● PROMPT: Every entry here needs to be repeated exactly.

● AVAILABLE DATA:
──────────────────────────────
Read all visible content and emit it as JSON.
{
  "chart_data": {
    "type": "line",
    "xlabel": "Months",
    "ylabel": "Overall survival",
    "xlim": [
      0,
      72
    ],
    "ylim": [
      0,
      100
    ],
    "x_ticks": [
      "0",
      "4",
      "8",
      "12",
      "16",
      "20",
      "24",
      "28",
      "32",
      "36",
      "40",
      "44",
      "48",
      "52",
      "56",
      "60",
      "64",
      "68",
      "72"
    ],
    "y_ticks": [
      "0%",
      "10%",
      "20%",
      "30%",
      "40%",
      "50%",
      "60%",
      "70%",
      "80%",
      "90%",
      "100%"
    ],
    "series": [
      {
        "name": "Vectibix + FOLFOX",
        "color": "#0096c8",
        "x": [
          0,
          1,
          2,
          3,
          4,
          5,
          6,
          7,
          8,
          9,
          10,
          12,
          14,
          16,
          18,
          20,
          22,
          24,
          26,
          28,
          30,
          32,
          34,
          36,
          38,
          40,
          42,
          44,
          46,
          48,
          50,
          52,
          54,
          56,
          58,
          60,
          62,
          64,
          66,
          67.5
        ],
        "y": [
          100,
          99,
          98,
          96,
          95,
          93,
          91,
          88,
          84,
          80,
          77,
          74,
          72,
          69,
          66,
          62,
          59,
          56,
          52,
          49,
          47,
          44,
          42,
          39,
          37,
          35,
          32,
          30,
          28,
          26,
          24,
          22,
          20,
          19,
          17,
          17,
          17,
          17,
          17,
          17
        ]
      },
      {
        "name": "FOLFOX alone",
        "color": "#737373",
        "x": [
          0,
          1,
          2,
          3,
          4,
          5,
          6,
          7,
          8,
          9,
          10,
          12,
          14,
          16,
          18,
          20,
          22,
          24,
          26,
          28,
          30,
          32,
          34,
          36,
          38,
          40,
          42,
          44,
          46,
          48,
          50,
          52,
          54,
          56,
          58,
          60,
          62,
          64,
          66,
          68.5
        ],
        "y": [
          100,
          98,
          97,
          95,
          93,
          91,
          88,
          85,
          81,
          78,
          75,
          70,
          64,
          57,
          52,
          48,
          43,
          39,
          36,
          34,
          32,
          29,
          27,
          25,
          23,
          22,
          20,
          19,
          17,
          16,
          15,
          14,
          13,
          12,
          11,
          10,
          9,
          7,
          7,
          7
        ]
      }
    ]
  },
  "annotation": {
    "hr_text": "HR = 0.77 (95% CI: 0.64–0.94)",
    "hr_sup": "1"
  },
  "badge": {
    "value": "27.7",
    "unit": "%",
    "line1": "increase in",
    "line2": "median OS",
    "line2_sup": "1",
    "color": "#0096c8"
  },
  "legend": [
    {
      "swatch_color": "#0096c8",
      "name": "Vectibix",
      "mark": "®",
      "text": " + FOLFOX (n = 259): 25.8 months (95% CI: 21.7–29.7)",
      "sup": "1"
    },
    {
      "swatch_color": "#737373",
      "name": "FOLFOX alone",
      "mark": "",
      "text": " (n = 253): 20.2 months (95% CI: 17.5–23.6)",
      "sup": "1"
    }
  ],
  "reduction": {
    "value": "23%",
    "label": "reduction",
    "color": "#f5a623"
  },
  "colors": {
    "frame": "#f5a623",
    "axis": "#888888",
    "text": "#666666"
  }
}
──────────────────────────────
● REPLY TO THE EXERCISE:
Read all visible content and emit it as JSON.
{
  "chart_data": {
    "type": "line",
    "xlabel": "Months",
    "ylabel": "Overall survival",
    "xlim": [
      0,
      72
    ],
    "ylim": [
      0,
      100
    ],
    "x_ticks": [
      "0",
      "4",
      "8",
      "12",
      "16",
      "20",
      "24",
      "28",
      "32",
      "36",
      "40",
      "44",
      "48",
      "52",
      "56",
      "60",
      "64",
      "68",
      "72"
    ],
    "y_ticks": [
      "0%",
      "10%",
      "20%",
      "30%",
      "40%",
      "50%",
      "60%",
      "70%",
      "80%",
      "90%",
      "100%"
    ],
    "series": [
      {
        "name": "Vectibix + FOLFOX",
        "color": "#0096c8",
        "x": [
          0,
          1,
          2,
          3,
          4,
          5,
          6,
          7,
          8,
          9,
          10,
          12,
          14,
          16,
          18,
          20,
          22,
          24,
          26,
          28,
          30,
          32,
          34,
          36,
          38,
          40,
          42,
          44,
          46,
          48,
          50,
          52,
          54,
          56,
          58,
          60,
          62,
          64,
          66,
          67.5
        ],
        "y": [
          100,
          99,
          98,
          96,
          95,
          93,
          91,
          88,
          84,
          80,
          77,
          74,
          72,
          69,
          66,
          62,
          59,
          56,
          52,
          49,
          47,
          44,
          42,
          39,
          37,
          35,
          32,
          30,
          28,
          26,
          24,
          22,
          20,
          19,
          17,
          17,
          17,
          17,
          17,
          17
        ]
      },
      {
        "name": "FOLFOX alone",
        "color": "#737373",
        "x": [
          0,
          1,
          2,
          3,
          4,
          5,
          6,
          7,
          8,
          9,
          10,
          12,
          14,
          16,
          18,
          20,
          22,
          24,
          26,
          28,
          30,
          32,
          34,
          36,
          38,
          40,
          42,
          44,
          46,
          48,
          50,
          52,
          54,
          56,
          58,
          60,
          62,
          64,
          66,
          68.5
        ],
        "y": [
          100,
          98,
          97,
          95,
          93,
          91,
          88,
          85,
          81,
          78,
          75,
          70,
          64,
          57,
          52,
          48,
          43,
          39,
          36,
          34,
          32,
          29,
          27,
          25,
          23,
          22,
          20,
          19,
          17,
          16,
          15,
          14,
          13,
          12,
          11,
          10,
          9,
          7,
          7,
          7
        ]
      }
    ]
  },
  "annotation": {
    "hr_text": "HR = 0.77 (95% CI: 0.64–0.94)",
    "hr_sup": "1"
  },
  "badge": {
    "value": "27.7",
    "unit": "%",
    "line1": "increase in",
    "line2": "median OS",
    "line2_sup": "1",
    "color": "#0096c8"
  },
  "legend": [
    {
      "swatch_color": "#0096c8",
      "name": "Vectibix",
      "mark": "®",
      "text": " + FOLFOX (n = 259): 25.8 months (95% CI: 21.7–29.7)",
      "sup": "1"
    },
    {
      "swatch_color": "#737373",
      "name": "FOLFOX alone",
      "mark": "",
      "text": " (n = 253): 20.2 months (95% CI: 17.5–23.6)",
      "sup": "1"
    }
  ],
  "reduction": {
    "value": "23%",
    "label": "reduction",
    "color": "#f5a623"
  },
  "colors": {
    "frame": "#f5a623",
    "axis": "#888888",
    "text": "#666666"
  }
}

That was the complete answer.